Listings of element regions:
++++
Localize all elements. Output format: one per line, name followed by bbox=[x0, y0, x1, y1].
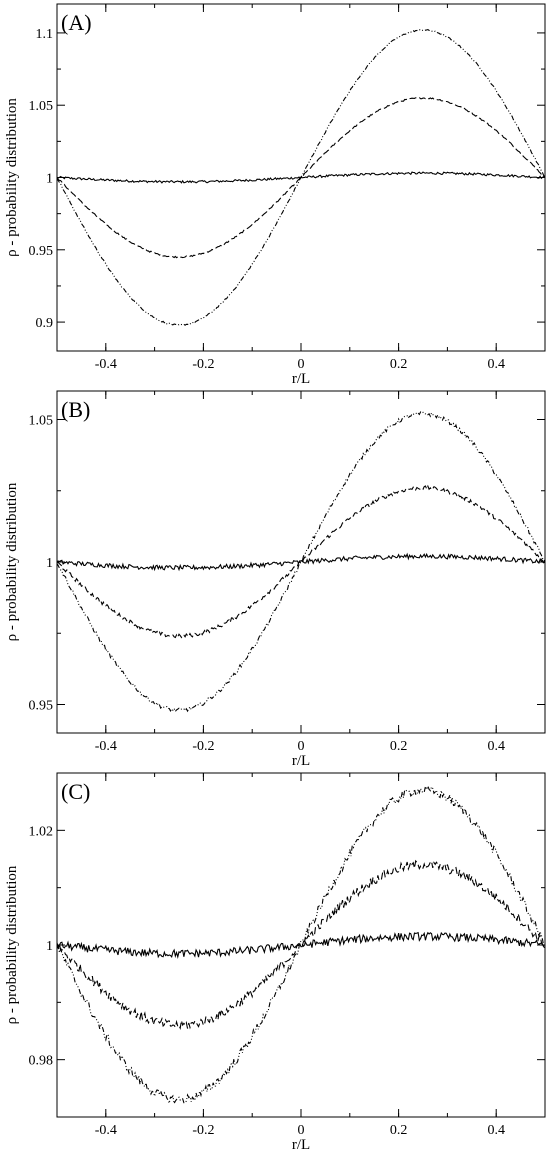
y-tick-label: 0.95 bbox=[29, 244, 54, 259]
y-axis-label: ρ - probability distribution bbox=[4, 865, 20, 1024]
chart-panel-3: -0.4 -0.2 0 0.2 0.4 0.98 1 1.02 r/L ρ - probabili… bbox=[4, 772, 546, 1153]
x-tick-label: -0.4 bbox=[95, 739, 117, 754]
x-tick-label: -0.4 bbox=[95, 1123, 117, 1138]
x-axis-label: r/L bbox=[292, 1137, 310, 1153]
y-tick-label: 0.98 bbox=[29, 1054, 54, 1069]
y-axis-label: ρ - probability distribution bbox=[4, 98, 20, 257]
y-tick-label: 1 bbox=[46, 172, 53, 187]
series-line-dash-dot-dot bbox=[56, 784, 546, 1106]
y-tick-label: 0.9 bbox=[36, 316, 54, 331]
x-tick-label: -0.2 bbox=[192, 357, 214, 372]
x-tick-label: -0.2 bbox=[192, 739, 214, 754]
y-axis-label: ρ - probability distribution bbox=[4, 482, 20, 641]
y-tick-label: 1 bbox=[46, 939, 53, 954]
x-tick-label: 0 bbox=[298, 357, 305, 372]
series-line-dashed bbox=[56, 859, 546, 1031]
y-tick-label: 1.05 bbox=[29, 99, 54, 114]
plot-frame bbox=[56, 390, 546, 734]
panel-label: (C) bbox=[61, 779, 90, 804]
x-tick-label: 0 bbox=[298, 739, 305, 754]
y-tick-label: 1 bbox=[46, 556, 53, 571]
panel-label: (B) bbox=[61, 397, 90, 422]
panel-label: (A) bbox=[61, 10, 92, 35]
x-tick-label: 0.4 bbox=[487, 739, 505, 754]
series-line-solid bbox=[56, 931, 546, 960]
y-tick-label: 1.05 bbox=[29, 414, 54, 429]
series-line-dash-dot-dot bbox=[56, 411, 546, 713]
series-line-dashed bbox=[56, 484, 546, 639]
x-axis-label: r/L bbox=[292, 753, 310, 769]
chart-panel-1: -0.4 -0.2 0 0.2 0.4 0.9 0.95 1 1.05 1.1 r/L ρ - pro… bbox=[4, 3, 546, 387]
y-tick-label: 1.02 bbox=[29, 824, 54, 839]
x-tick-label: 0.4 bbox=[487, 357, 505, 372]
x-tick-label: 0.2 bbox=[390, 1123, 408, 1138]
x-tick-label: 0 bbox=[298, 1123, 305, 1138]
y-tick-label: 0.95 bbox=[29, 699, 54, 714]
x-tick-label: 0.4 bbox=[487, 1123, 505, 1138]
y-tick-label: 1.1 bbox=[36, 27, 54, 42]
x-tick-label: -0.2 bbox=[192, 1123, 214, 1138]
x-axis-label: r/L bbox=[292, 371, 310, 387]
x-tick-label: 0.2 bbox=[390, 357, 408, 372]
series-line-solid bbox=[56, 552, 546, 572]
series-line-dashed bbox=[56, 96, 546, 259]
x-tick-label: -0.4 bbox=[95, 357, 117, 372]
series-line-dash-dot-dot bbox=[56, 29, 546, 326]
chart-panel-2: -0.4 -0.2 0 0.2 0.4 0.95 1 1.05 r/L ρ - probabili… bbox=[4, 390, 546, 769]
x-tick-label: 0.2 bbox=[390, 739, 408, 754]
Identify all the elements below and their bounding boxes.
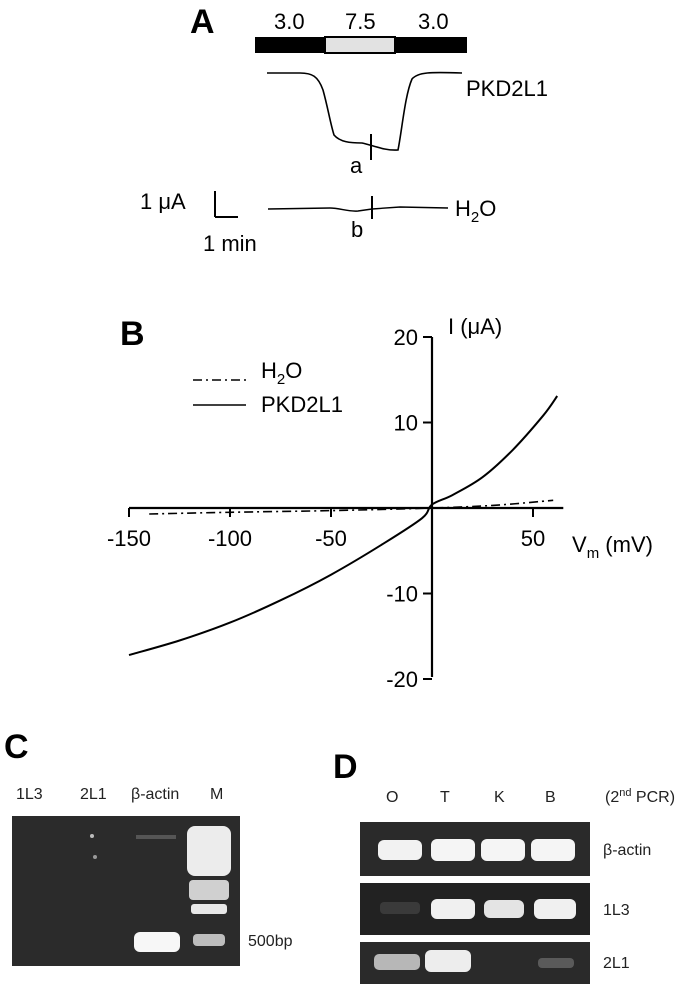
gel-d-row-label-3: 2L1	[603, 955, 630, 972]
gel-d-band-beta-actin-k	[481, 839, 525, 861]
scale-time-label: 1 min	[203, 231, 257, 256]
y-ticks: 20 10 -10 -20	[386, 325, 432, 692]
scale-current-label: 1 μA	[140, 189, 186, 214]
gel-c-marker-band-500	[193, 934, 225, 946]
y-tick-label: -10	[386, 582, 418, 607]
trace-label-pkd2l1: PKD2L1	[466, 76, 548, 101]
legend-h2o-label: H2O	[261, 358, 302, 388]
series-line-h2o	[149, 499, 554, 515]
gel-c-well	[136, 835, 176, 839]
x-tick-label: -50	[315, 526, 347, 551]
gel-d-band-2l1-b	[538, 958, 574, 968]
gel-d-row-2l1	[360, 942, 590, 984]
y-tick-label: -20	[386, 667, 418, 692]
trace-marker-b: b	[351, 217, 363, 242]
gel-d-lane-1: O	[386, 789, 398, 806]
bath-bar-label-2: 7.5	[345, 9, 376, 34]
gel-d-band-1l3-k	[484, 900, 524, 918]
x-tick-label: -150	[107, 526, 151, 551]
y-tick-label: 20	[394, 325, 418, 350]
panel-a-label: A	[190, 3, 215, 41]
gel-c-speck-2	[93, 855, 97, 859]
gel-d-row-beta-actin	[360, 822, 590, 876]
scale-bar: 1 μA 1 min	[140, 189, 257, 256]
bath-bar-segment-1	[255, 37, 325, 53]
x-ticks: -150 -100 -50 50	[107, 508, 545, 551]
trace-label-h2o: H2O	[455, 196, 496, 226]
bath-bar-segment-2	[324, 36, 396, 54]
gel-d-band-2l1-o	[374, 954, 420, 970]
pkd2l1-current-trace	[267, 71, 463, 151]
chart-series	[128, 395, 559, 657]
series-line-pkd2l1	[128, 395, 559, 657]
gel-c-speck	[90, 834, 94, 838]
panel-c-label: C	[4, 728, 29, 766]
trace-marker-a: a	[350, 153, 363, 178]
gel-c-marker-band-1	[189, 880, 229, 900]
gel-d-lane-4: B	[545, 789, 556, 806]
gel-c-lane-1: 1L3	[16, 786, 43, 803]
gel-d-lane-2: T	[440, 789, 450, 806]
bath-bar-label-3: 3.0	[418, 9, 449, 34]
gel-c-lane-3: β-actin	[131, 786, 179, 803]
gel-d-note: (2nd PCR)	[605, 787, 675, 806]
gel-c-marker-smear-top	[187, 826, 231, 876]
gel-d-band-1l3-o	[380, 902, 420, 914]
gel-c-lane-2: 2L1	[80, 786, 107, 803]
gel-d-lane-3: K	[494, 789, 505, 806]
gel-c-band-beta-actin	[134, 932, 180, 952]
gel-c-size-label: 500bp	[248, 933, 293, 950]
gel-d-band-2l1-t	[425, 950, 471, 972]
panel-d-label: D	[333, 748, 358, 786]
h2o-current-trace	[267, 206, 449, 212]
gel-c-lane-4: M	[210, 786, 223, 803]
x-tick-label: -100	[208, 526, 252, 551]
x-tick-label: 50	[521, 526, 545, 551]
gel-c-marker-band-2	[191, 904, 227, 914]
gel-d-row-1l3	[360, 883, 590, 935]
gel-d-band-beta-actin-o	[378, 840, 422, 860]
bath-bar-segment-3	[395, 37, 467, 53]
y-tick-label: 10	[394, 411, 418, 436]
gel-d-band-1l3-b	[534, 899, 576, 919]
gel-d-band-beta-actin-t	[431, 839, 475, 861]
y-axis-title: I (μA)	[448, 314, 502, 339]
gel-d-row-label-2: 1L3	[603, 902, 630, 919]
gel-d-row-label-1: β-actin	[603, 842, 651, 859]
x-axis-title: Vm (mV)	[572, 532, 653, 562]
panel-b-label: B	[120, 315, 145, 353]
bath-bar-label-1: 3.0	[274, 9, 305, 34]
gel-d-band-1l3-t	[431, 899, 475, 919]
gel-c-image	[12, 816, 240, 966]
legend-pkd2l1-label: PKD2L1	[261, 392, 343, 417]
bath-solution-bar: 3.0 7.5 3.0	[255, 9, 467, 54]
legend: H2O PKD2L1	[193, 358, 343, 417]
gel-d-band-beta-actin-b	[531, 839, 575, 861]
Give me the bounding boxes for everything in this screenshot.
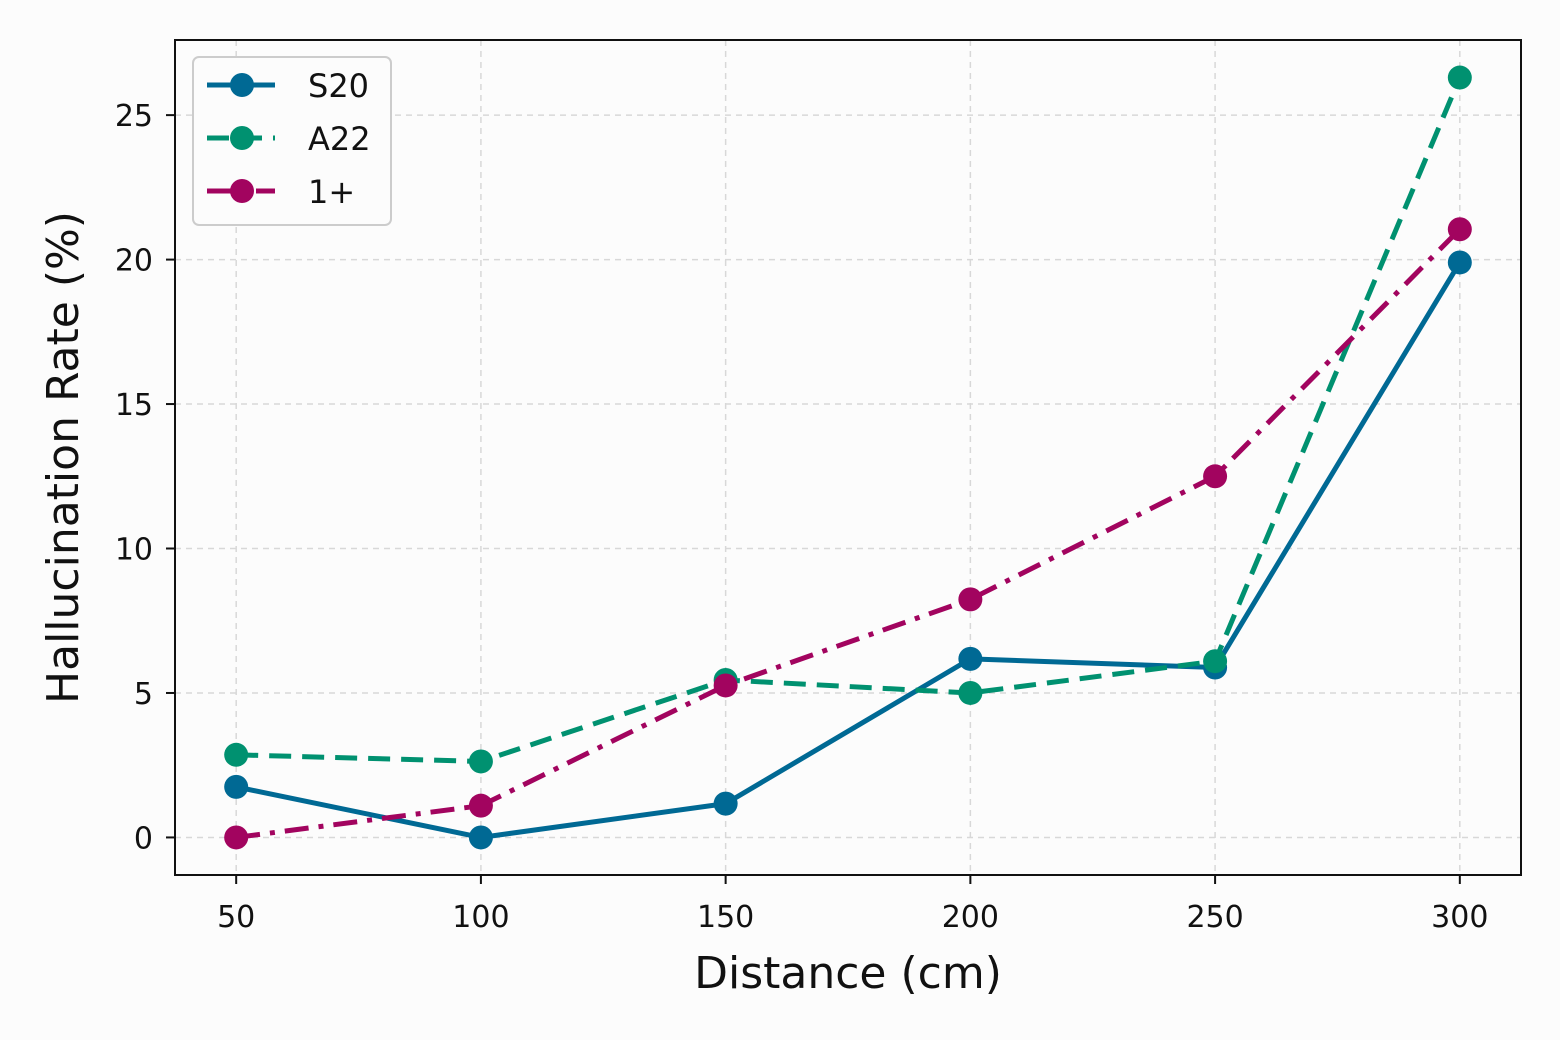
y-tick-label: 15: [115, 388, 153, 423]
++++
- Given problem
Reproduce all of the data above, substituting "coordinate boxes" for every occurrence of "bounding boxes" and leaving everything else unchanged. Omit the pictures.

- Final result
Localize all elements. Output format: one per line, name followed by bbox=[x0, y0, x1, y1].
y-tick-label: 0.95 bbox=[29, 244, 54, 259]
y-axis-label: ρ - probability distribution bbox=[4, 865, 20, 1024]
chart-panel-3: -0.4 -0.2 0 0.2 0.4 0.98 1 1.02 r/L ρ - probabili… bbox=[4, 772, 546, 1153]
x-tick-label: -0.4 bbox=[95, 739, 117, 754]
x-tick-label: -0.4 bbox=[95, 1123, 117, 1138]
x-axis-label: r/L bbox=[292, 1137, 310, 1153]
y-tick-label: 0.98 bbox=[29, 1054, 54, 1069]
y-axis-label: ρ - probability distribution bbox=[4, 98, 20, 257]
y-tick-label: 1 bbox=[46, 172, 53, 187]
series-line-dash-dot-dot bbox=[56, 784, 546, 1106]
y-tick-label: 0.9 bbox=[36, 316, 54, 331]
x-tick-label: -0.2 bbox=[192, 357, 214, 372]
x-tick-label: -0.2 bbox=[192, 739, 214, 754]
y-axis-label: ρ - probability distribution bbox=[4, 482, 20, 641]
y-tick-label: 1 bbox=[46, 939, 53, 954]
x-tick-label: 0 bbox=[298, 357, 305, 372]
series-line-dashed bbox=[56, 859, 546, 1031]
y-tick-label: 1.05 bbox=[29, 99, 54, 114]
plot-frame bbox=[56, 390, 546, 734]
panel-label: (C) bbox=[61, 779, 90, 804]
x-tick-label: 0 bbox=[298, 739, 305, 754]
y-tick-label: 1 bbox=[46, 556, 53, 571]
panel-label: (B) bbox=[61, 397, 90, 422]
panel-label: (A) bbox=[61, 10, 92, 35]
x-tick-label: 0.4 bbox=[487, 739, 505, 754]
series-line-solid bbox=[56, 931, 546, 960]
y-tick-label: 1.05 bbox=[29, 414, 54, 429]
series-line-dash-dot-dot bbox=[56, 411, 546, 713]
series-line-dashed bbox=[56, 484, 546, 639]
x-axis-label: r/L bbox=[292, 753, 310, 769]
chart-panel-1: -0.4 -0.2 0 0.2 0.4 0.9 0.95 1 1.05 1.1 r/L ρ - pro… bbox=[4, 3, 546, 387]
y-tick-label: 1.02 bbox=[29, 824, 54, 839]
x-tick-label: 0.4 bbox=[487, 357, 505, 372]
x-tick-label: 0.2 bbox=[390, 1123, 408, 1138]
x-tick-label: 0 bbox=[298, 1123, 305, 1138]
y-tick-label: 0.95 bbox=[29, 699, 54, 714]
x-tick-label: 0.4 bbox=[487, 1123, 505, 1138]
y-tick-label: 1.1 bbox=[36, 27, 54, 42]
x-tick-label: -0.2 bbox=[192, 1123, 214, 1138]
x-axis-label: r/L bbox=[292, 371, 310, 387]
x-tick-label: 0.2 bbox=[390, 357, 408, 372]
series-line-solid bbox=[56, 552, 546, 572]
series-line-dashed bbox=[56, 96, 546, 259]
x-tick-label: -0.4 bbox=[95, 357, 117, 372]
series-line-dash-dot-dot bbox=[56, 29, 546, 326]
chart-panel-2: -0.4 -0.2 0 0.2 0.4 0.95 1 1.05 r/L ρ - probabili… bbox=[4, 390, 546, 769]
x-tick-label: 0.2 bbox=[390, 739, 408, 754]
Identify all the elements below and their coordinate boxes.
gel-d-row-label-3: 2L1	[603, 955, 630, 972]
gel-d-band-beta-actin-k	[481, 839, 525, 861]
scale-time-label: 1 min	[203, 231, 257, 256]
y-ticks: 20 10 -10 -20	[386, 325, 432, 692]
scale-current-label: 1 μA	[140, 189, 186, 214]
gel-c-marker-band-500	[193, 934, 225, 946]
y-tick-label: -10	[386, 582, 418, 607]
trace-label-pkd2l1: PKD2L1	[466, 76, 548, 101]
legend-h2o-label: H2O	[261, 358, 302, 388]
series-line-h2o	[149, 499, 554, 515]
gel-c-well	[136, 835, 176, 839]
x-tick-label: -50	[315, 526, 347, 551]
gel-d-band-2l1-b	[538, 958, 574, 968]
gel-d-row-2l1	[360, 942, 590, 984]
y-tick-label: -20	[386, 667, 418, 692]
trace-marker-b: b	[351, 217, 363, 242]
gel-d-lane-1: O	[386, 789, 398, 806]
bath-bar-label-2: 7.5	[345, 9, 376, 34]
gel-d-band-1l3-k	[484, 900, 524, 918]
x-tick-label: -150	[107, 526, 151, 551]
y-tick-label: 20	[394, 325, 418, 350]
panel-a-label: A	[190, 3, 215, 41]
gel-c-speck-2	[93, 855, 97, 859]
gel-d-row-beta-actin	[360, 822, 590, 876]
scale-bar: 1 μA 1 min	[140, 189, 257, 256]
bath-bar-segment-1	[255, 37, 325, 53]
x-ticks: -150 -100 -50 50	[107, 508, 545, 551]
trace-label-h2o: H2O	[455, 196, 496, 226]
bath-bar-segment-2	[324, 36, 396, 54]
gel-d-band-2l1-o	[374, 954, 420, 970]
pkd2l1-current-trace	[267, 71, 463, 151]
chart-series	[128, 395, 559, 657]
series-line-pkd2l1	[128, 395, 559, 657]
gel-c-speck	[90, 834, 94, 838]
panel-c-label: C	[4, 728, 29, 766]
trace-marker-a: a	[350, 153, 363, 178]
gel-c-marker-band-1	[189, 880, 229, 900]
gel-d-lane-4: B	[545, 789, 556, 806]
gel-c-lane-1: 1L3	[16, 786, 43, 803]
gel-d-lane-2: T	[440, 789, 450, 806]
bath-bar-label-3: 3.0	[418, 9, 449, 34]
gel-c-lane-3: β-actin	[131, 786, 179, 803]
gel-d-note: (2nd PCR)	[605, 787, 675, 806]
gel-c-marker-smear-top	[187, 826, 231, 876]
gel-d-band-1l3-o	[380, 902, 420, 914]
gel-c-lane-2: 2L1	[80, 786, 107, 803]
gel-d-lane-3: K	[494, 789, 505, 806]
gel-c-band-beta-actin	[134, 932, 180, 952]
gel-c-size-label: 500bp	[248, 933, 293, 950]
gel-d-band-2l1-t	[425, 950, 471, 972]
panel-d-label: D	[333, 748, 358, 786]
h2o-current-trace	[267, 206, 449, 212]
gel-c-lane-4: M	[210, 786, 223, 803]
x-tick-label: -100	[208, 526, 252, 551]
x-tick-label: 50	[521, 526, 545, 551]
gel-c-marker-band-2	[191, 904, 227, 914]
gel-d-row-1l3	[360, 883, 590, 935]
gel-d-band-beta-actin-o	[378, 840, 422, 860]
bath-bar-segment-3	[395, 37, 467, 53]
y-tick-label: 10	[394, 411, 418, 436]
gel-d-band-1l3-b	[534, 899, 576, 919]
gel-d-band-beta-actin-t	[431, 839, 475, 861]
y-axis-title: I (μA)	[448, 314, 502, 339]
gel-d-row-label-2: 1L3	[603, 902, 630, 919]
gel-d-row-label-1: β-actin	[603, 842, 651, 859]
x-axis-title: Vm (mV)	[572, 532, 653, 562]
panel-b-label: B	[120, 315, 145, 353]
bath-bar-label-1: 3.0	[274, 9, 305, 34]
gel-d-band-1l3-t	[431, 899, 475, 919]
gel-c-image	[12, 816, 240, 966]
legend-pkd2l1-label: PKD2L1	[261, 392, 343, 417]
bath-solution-bar: 3.0 7.5 3.0	[255, 9, 467, 54]
legend: H2O PKD2L1	[193, 358, 343, 417]
gel-d-band-beta-actin-b	[531, 839, 575, 861]
Give me the coordinate boxes for everything in this screenshot.
y-tick-label: 15: [115, 388, 153, 423]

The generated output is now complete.